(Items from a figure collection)

- - - -

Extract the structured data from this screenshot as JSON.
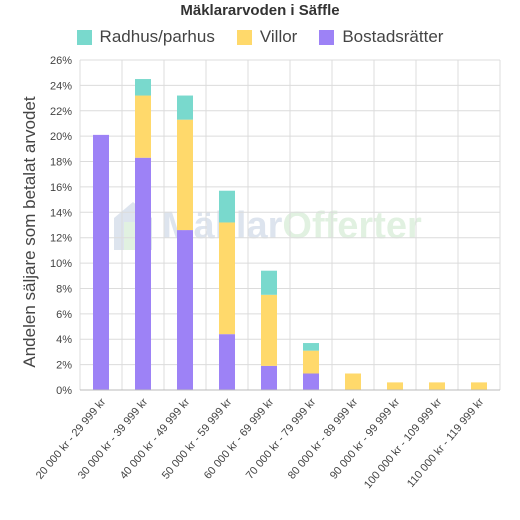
{
  "chart_data": {
    "type": "bar",
    "stacked": true,
    "title": "Mäklararvoden i Säffle",
    "ylabel": "Andelen säljare som betalat arvodet",
    "xlabel": "",
    "ylim": [
      0,
      26
    ],
    "yticks": [
      "0%",
      "2%",
      "4%",
      "6%",
      "8%",
      "10%",
      "12%",
      "14%",
      "16%",
      "18%",
      "20%",
      "22%",
      "24%",
      "26%"
    ],
    "grid": true,
    "legend_position": "top",
    "categories": [
      "20 000 kr - 29 999 kr",
      "30 000 kr - 39 999 kr",
      "40 000 kr - 49 999 kr",
      "50 000 kr - 59 999 kr",
      "60 000 kr - 69 999 kr",
      "70 000 kr - 79 999 kr",
      "80 000 kr - 89 999 kr",
      "90 000 kr - 99 999 kr",
      "100 000 kr - 109 999 kr",
      "110 000 kr - 119 999 kr"
    ],
    "series": [
      {
        "name": "Bostadsrätter",
        "color": "#9d82f6",
        "values": [
          20.1,
          18.3,
          12.6,
          4.4,
          1.9,
          1.3,
          0,
          0,
          0,
          0
        ]
      },
      {
        "name": "Villor",
        "color": "#ffd96b",
        "values": [
          0,
          4.9,
          8.7,
          8.8,
          5.6,
          1.8,
          1.3,
          0.6,
          0.6,
          0.6
        ]
      },
      {
        "name": "Radhus/parhus",
        "color": "#79d9cd",
        "values": [
          0,
          1.3,
          1.9,
          2.5,
          1.9,
          0.6,
          0,
          0,
          0,
          0
        ]
      }
    ],
    "legend_order": [
      "Radhus/parhus",
      "Villor",
      "Bostadsrätter"
    ]
  },
  "watermark": {
    "text_part1": "Mäklar",
    "text_part2": "Offerter",
    "color1": "#4a6fa5",
    "color2": "#5cb85c"
  }
}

- - - -

Problem | Output the full set of records above without changing a word, and drop the images.

Right answer |
Extract the structured data from this screenshot as JSON.
{
  "chart_data": {
    "type": "bar",
    "stacked": true,
    "title": "Mäklararvoden i Säffle",
    "ylabel": "Andelen säljare som betalat arvodet",
    "xlabel": "",
    "ylim": [
      0,
      26
    ],
    "yticks": [
      "0%",
      "2%",
      "4%",
      "6%",
      "8%",
      "10%",
      "12%",
      "14%",
      "16%",
      "18%",
      "20%",
      "22%",
      "24%",
      "26%"
    ],
    "grid": true,
    "legend_position": "top",
    "categories": [
      "20 000 kr - 29 999 kr",
      "30 000 kr - 39 999 kr",
      "40 000 kr - 49 999 kr",
      "50 000 kr - 59 999 kr",
      "60 000 kr - 69 999 kr",
      "70 000 kr - 79 999 kr",
      "80 000 kr - 89 999 kr",
      "90 000 kr - 99 999 kr",
      "100 000 kr - 109 999 kr",
      "110 000 kr - 119 999 kr"
    ],
    "series": [
      {
        "name": "Bostadsrätter",
        "color": "#9d82f6",
        "values": [
          20.1,
          18.3,
          12.6,
          4.4,
          1.9,
          1.3,
          0,
          0,
          0,
          0
        ]
      },
      {
        "name": "Villor",
        "color": "#ffd96b",
        "values": [
          0,
          4.9,
          8.7,
          8.8,
          5.6,
          1.8,
          1.3,
          0.6,
          0.6,
          0.6
        ]
      },
      {
        "name": "Radhus/parhus",
        "color": "#79d9cd",
        "values": [
          0,
          1.3,
          1.9,
          2.5,
          1.9,
          0.6,
          0,
          0,
          0,
          0
        ]
      }
    ],
    "legend_order": [
      "Radhus/parhus",
      "Villor",
      "Bostadsrätter"
    ]
  },
  "watermark": {
    "text_part1": "Mäklar",
    "text_part2": "Offerter",
    "color1": "#4a6fa5",
    "color2": "#5cb85c"
  }
}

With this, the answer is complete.